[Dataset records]

──────────────────────────────

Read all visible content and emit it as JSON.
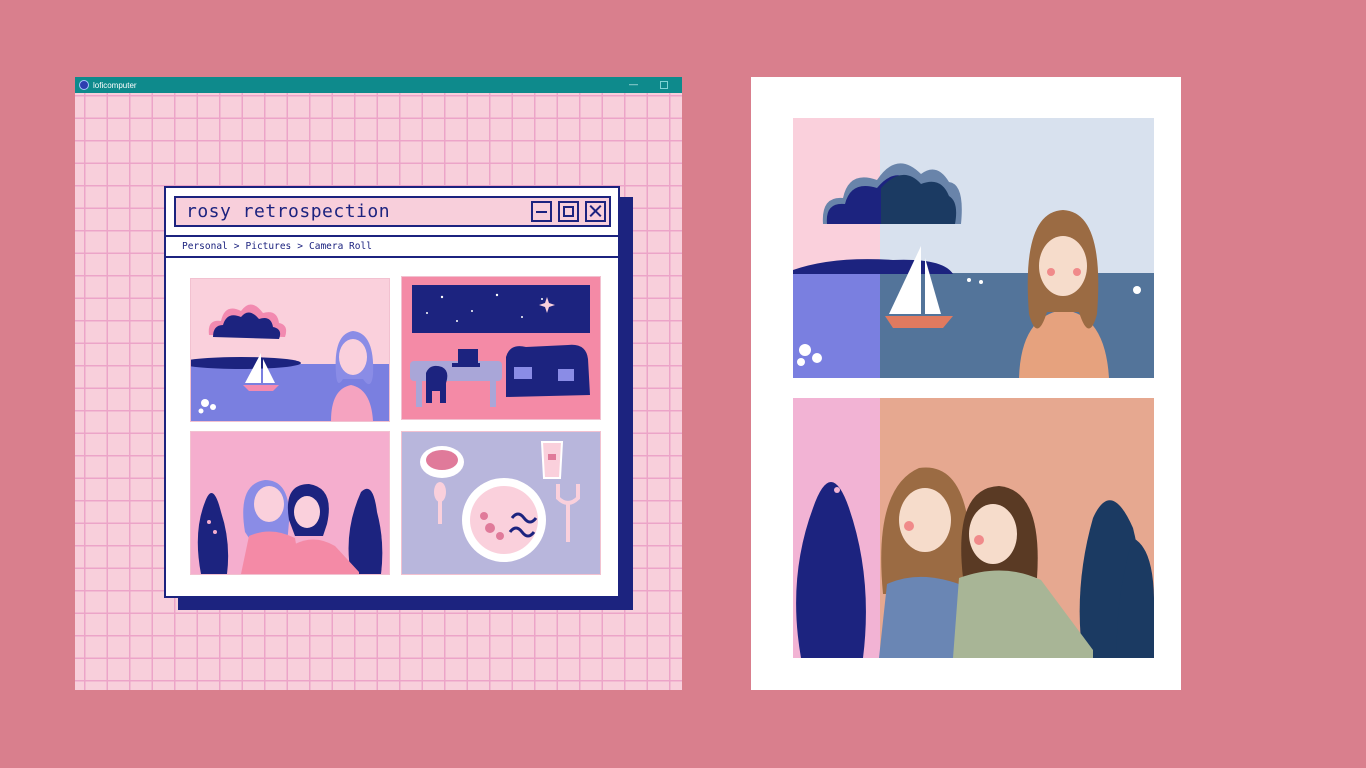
{
  "os_window": {
    "title": "loficomputer",
    "titlebar_color": "#0e8a8c",
    "minimize_glyph": "—"
  },
  "retro_window": {
    "title": "rosy retrospection",
    "accent_color": "#1c237f",
    "breadcrumb": [
      {
        "label": "Personal"
      },
      {
        "label": ">"
      },
      {
        "label": "Pictures"
      },
      {
        "label": ">"
      },
      {
        "label": "Camera Roll"
      }
    ],
    "thumbnails": [
      {
        "icon": "sailboat-lake-woman-image"
      },
      {
        "icon": "night-sky-living-room-image"
      },
      {
        "icon": "friends-hugging-image"
      },
      {
        "icon": "dinner-table-image"
      }
    ]
  },
  "photo_frame": {
    "photos": [
      {
        "icon": "sailboat-lake-woman-photo"
      },
      {
        "icon": "friends-hugging-photo"
      }
    ]
  },
  "colors": {
    "background": "#d97f8d",
    "grid_pink": "#f8cfdb",
    "navy": "#1c237f"
  }
}
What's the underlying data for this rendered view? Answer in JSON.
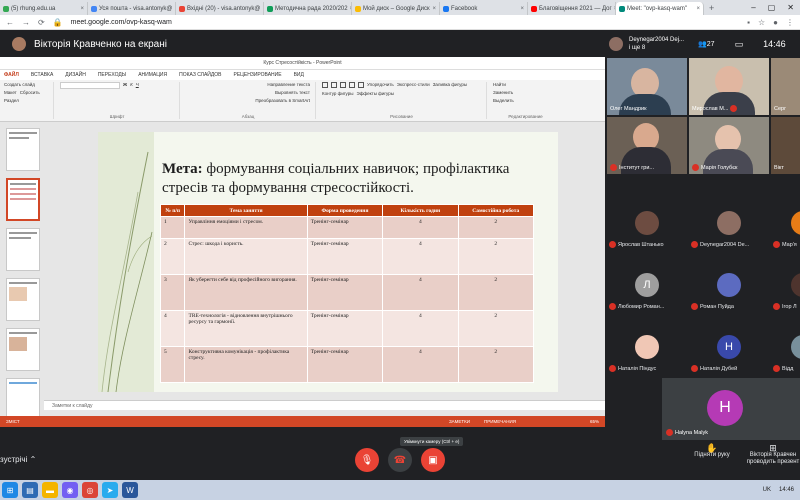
{
  "browser": {
    "tabs": [
      {
        "label": "(5) rhung.edu.ua",
        "color": "#34a853"
      },
      {
        "label": "Уся пошта - visa.antonyk@",
        "color": "#4285f4"
      },
      {
        "label": "Вхідні (20) - visa.antonyk@",
        "color": "#ea4335"
      },
      {
        "label": "Методична рада 2020/202",
        "color": "#0f9d58"
      },
      {
        "label": "Мой диск – Google Диск",
        "color": "#fbbc04"
      },
      {
        "label": "Facebook",
        "color": "#1877f2"
      },
      {
        "label": "Благовіщення 2021 — Дог",
        "color": "#ff0000"
      },
      {
        "label": "Meet: \"ovp-kasq-wam\"",
        "color": "#00897b"
      }
    ],
    "new_tab": "+",
    "url": "meet.google.com/ovp-kasq-wam"
  },
  "meet": {
    "presenter_title": "Вікторія Кравченко на екрані",
    "host_name": "Deynegar2004 Dej...",
    "host_sub": "і ще 8",
    "participant_count": "27",
    "time": "14:46",
    "tooltip": "Увімкнути камеру (Ctrl + e)",
    "left_text": "зустрічі",
    "raise_hand": "Підняти руку",
    "presenting": "Вікторія Кравчен проводить презент",
    "self_name": "Halyna Malyk",
    "self_initial": "Н",
    "video_tiles": [
      {
        "name": "Олег Мандрик"
      },
      {
        "name": "Мирослав М..."
      },
      {
        "name": "Серг"
      },
      {
        "name": "Інститут гри..."
      },
      {
        "name": "Марія Голубєк"
      },
      {
        "name": "Вікт"
      }
    ],
    "participants": [
      {
        "name": "Ярослав Штанько",
        "initial": ""
      },
      {
        "name": "Deynegar2004 De...",
        "initial": ""
      },
      {
        "name": "Мар'я",
        "initial": ""
      },
      {
        "name": "Любомир Роман...",
        "initial": "Л"
      },
      {
        "name": "Роман Пуйда",
        "initial": ""
      },
      {
        "name": "Ігор Л",
        "initial": ""
      },
      {
        "name": "Наталія Піндус",
        "initial": ""
      },
      {
        "name": "Наталія Дубей",
        "initial": "Н"
      },
      {
        "name": "Відд",
        "initial": ""
      }
    ]
  },
  "powerpoint": {
    "window_title": "Курс Стресостійкість - PowerPoint",
    "ribbon_tabs": [
      "ФАЙЛ",
      "ВСТАВКА",
      "ДИЗАЙН",
      "ПЕРЕХОДЫ",
      "АНИМАЦИЯ",
      "ПОКАЗ СЛАЙДОВ",
      "РЕЦЕНЗИРОВАНИЕ",
      "ВИД"
    ],
    "ribbon_items": {
      "slides": [
        "Макет",
        "Сбросить",
        "Раздел"
      ],
      "create": "Создать слайд",
      "font": "Шрифт",
      "para_items": [
        "Направление текста",
        "Выровнять текст",
        "Преобразовать в SmartArt"
      ],
      "para": "Абзац",
      "arrange": "Упорядочить",
      "quick": "Экспресс-стили",
      "fill_items": [
        "Заливка фигуры",
        "Контур фигуры",
        "Эффекты фигуры"
      ],
      "drawing": "Рисование",
      "edit_items": [
        "Найти",
        "Заменить",
        "Выделить"
      ],
      "editing": "Редактирование"
    },
    "notes": "Заметки к слайду",
    "status_left": "ЗМІСТ",
    "status_items": [
      "ЗАМЕТКИ",
      "ПРИМЕЧАНИЯ"
    ],
    "zoom": "65%"
  },
  "slide": {
    "title_bold": "Мета:",
    "title_rest": " формування соціальних навичок; профілактика стресів та формування стресостійкості.",
    "headers": [
      "№ п/п",
      "Тема заняття",
      "Форма проведення",
      "Кількість годин",
      "Самостійна робота"
    ],
    "rows": [
      [
        "1",
        "Управління емоціями і стресом.",
        "Тренінг-семінар",
        "4",
        "2"
      ],
      [
        "2",
        "Стрес: шкода і користь.",
        "Тренінг-семінар",
        "4",
        "2"
      ],
      [
        "3",
        "Як уберегти себе від професійного вигорання.",
        "Тренінг-семінар",
        "4",
        "2"
      ],
      [
        "4",
        "TRE-технологія - відновлення внутрішнього ресурсу та гармонії.",
        "Тренінг-семінар",
        "4",
        "2"
      ],
      [
        "5",
        "Конструктивна комунікація - профілактика стресу.",
        "Тренінг-семінар",
        "4",
        "2"
      ]
    ]
  },
  "taskbar": {
    "lang": "UK",
    "clock": "14:46"
  }
}
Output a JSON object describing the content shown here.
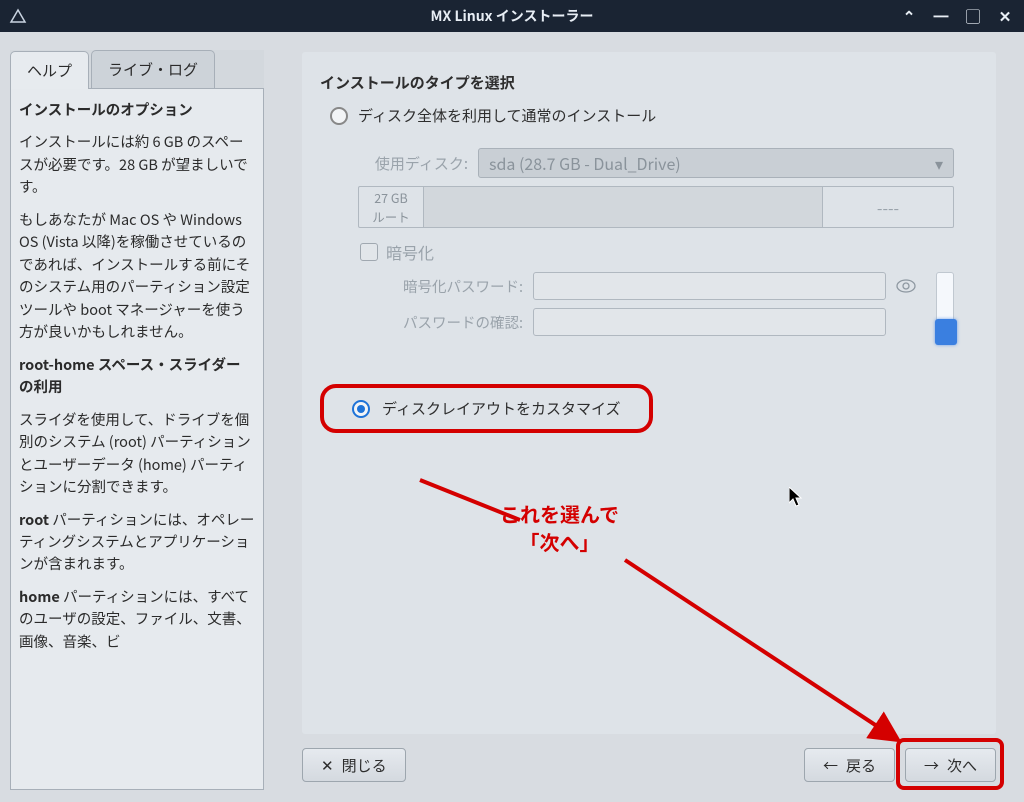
{
  "titlebar": {
    "title": "MX Linux インストーラー"
  },
  "tabs": {
    "help": "ヘルプ",
    "livelog": "ライブ・ログ"
  },
  "help": {
    "h1": "インストールのオプション",
    "p1": "インストールには約 6 GB のスペースが必要です。28 GB が望ましいです。",
    "p2": "もしあなたが Mac OS や Windows OS (Vista 以降)を稼働させているのであれば、インストールする前にそのシステム用のパーティション設定ツールや boot マネージャーを使う方が良いかもしれません。",
    "h2": "root-home スペース・スライダーの利用",
    "p3": "スライダを使用して、ドライブを個別のシステム (root) パーティションとユーザーデータ (home) パーティションに分割できます。",
    "p4a": "root",
    "p4b": " パーティションには、オペレーティングシステムとアプリケーションが含まれます。",
    "p5a": "home",
    "p5b": " パーティションには、すべてのユーザの設定、ファイル、文書、画像、音楽、ビ"
  },
  "main": {
    "section_title": "インストールのタイプを選択",
    "radio_full": "ディスク全体を利用して通常のインストール",
    "use_disk_label": "使用ディスク:",
    "disk_value": "sda (28.7 GB - Dual_Drive)",
    "part_size": "27 GB",
    "part_mount": "ルート",
    "part_right": "----",
    "encrypt_label": "暗号化",
    "pw_label": "暗号化パスワード:",
    "pw_confirm_label": "パスワードの確認:",
    "radio_custom": "ディスクレイアウトをカスタマイズ"
  },
  "annotation": {
    "line1": "これを選んで",
    "line2": "「次へ」"
  },
  "buttons": {
    "close": "閉じる",
    "back": "戻る",
    "next": "次へ"
  }
}
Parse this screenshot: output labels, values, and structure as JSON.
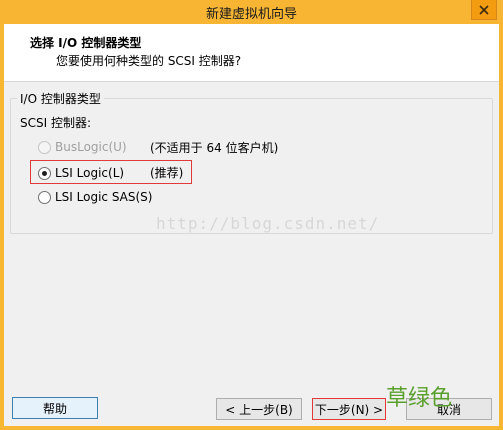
{
  "window": {
    "title": "新建虚拟机向导"
  },
  "header": {
    "title": "选择 I/O 控制器类型",
    "subtitle": "您要使用何种类型的 SCSI 控制器?"
  },
  "group": {
    "legend": "I/O 控制器类型"
  },
  "scsi": {
    "label": "SCSI 控制器:",
    "options": [
      {
        "label": "BusLogic(U)",
        "note": "(不适用于 64 位客户机)",
        "checked": false,
        "disabled": true
      },
      {
        "label": "LSI Logic(L)",
        "note": "(推荐)",
        "checked": true,
        "disabled": false
      },
      {
        "label": "LSI Logic SAS(S)",
        "note": "",
        "checked": false,
        "disabled": false
      }
    ]
  },
  "watermark": "http://blog.csdn.net/",
  "footer": {
    "help": "帮助",
    "back": "< 上一步(B)",
    "next": "下一步(N) >",
    "cancel": "取消"
  },
  "brand": "草绿色"
}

──────────────────────────────

**Brief**
Search the material above for "image". Pull out each line where it shows up.

**Exercise response**
        "icon": "sailboat-lake-woman-image"
        "icon": "night-sky-living-room-image"
        "icon": "friends-hugging-image"
        "icon": "dinner-table-image"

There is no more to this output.